→ **Dataset entries**
---+---
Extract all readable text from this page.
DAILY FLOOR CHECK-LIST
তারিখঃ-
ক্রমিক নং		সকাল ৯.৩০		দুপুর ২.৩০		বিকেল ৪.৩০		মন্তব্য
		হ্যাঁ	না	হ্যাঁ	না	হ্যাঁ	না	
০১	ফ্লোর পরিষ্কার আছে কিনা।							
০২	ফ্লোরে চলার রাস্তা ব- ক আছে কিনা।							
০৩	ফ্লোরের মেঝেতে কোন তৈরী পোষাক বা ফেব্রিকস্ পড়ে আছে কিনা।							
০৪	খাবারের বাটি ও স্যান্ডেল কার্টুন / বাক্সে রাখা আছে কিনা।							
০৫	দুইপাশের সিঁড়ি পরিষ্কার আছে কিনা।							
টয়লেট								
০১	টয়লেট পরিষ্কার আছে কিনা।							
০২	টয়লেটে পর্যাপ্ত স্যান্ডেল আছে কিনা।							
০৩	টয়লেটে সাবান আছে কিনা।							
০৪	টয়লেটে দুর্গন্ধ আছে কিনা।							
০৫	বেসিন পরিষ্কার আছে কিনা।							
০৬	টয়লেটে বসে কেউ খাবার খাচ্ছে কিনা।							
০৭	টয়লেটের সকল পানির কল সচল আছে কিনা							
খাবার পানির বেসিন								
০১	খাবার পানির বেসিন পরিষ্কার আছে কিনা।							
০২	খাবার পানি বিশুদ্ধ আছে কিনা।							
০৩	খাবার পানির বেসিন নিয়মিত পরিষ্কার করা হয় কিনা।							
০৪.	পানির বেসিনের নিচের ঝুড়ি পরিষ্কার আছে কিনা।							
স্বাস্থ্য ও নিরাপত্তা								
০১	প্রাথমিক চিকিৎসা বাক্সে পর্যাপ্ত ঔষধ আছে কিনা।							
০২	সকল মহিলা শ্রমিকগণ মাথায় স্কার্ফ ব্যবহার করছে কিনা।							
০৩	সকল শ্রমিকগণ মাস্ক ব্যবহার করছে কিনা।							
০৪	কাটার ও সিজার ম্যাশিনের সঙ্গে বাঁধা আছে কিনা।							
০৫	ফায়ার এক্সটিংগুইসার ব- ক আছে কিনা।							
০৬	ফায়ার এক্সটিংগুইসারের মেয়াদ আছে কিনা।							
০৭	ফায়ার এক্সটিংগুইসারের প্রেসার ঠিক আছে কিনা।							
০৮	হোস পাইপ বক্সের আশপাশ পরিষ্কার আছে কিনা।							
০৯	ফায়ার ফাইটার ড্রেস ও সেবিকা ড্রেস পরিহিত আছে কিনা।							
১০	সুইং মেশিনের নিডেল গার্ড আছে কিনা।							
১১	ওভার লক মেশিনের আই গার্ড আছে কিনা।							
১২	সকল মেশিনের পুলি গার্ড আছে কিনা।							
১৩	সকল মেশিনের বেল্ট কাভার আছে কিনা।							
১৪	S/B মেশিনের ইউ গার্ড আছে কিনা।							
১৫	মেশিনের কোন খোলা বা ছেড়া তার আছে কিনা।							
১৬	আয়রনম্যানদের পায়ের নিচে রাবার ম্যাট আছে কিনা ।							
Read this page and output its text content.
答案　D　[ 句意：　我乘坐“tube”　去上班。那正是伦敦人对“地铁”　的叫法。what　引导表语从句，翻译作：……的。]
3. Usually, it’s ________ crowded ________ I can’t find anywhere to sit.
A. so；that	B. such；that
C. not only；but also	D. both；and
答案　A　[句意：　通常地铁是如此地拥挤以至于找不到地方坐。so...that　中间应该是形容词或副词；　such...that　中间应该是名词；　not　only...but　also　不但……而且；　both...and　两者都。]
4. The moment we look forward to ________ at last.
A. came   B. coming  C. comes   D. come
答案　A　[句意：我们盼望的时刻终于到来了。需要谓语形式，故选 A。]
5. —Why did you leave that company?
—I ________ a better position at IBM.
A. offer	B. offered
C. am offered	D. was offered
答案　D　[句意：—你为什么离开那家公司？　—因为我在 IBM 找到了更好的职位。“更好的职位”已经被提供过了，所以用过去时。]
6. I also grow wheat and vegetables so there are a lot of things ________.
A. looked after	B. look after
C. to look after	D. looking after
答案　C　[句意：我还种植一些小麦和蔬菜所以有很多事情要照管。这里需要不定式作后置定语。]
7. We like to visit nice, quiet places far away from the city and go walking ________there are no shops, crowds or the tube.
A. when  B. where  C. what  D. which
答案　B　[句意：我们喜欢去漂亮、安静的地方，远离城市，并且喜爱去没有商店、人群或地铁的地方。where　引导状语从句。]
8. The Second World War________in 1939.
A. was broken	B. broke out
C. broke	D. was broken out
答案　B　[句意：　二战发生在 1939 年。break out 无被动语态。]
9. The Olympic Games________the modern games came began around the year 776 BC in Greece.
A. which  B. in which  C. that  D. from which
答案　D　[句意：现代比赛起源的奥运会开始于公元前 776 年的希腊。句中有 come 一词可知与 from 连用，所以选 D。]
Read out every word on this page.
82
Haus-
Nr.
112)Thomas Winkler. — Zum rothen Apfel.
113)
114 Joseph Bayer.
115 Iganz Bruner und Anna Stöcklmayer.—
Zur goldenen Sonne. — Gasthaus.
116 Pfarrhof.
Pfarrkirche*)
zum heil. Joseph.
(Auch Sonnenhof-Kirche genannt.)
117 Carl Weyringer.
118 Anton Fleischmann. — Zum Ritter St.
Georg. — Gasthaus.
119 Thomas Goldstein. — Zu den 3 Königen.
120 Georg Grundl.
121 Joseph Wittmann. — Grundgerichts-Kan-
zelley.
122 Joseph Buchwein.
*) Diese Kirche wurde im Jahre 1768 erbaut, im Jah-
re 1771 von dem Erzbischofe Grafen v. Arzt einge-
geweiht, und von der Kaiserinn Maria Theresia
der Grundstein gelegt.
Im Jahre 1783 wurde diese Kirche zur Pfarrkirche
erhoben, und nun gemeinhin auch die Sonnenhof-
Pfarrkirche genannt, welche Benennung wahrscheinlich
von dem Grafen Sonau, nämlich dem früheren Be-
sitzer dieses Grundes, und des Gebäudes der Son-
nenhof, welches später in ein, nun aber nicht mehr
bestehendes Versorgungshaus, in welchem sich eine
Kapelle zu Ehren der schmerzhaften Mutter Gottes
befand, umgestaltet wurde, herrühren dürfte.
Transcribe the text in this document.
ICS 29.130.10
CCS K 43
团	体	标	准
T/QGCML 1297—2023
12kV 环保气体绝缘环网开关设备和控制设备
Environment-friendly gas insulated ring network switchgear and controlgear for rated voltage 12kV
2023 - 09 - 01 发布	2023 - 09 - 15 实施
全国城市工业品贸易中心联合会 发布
---+---
→ **WORK INSTRUCTIONS**
Pick out all the lines with the word "page" in them and copy them.

→ **REPLY**
Extract all readable text from this page.
Read this page and output its text content.
Read out every word on this page.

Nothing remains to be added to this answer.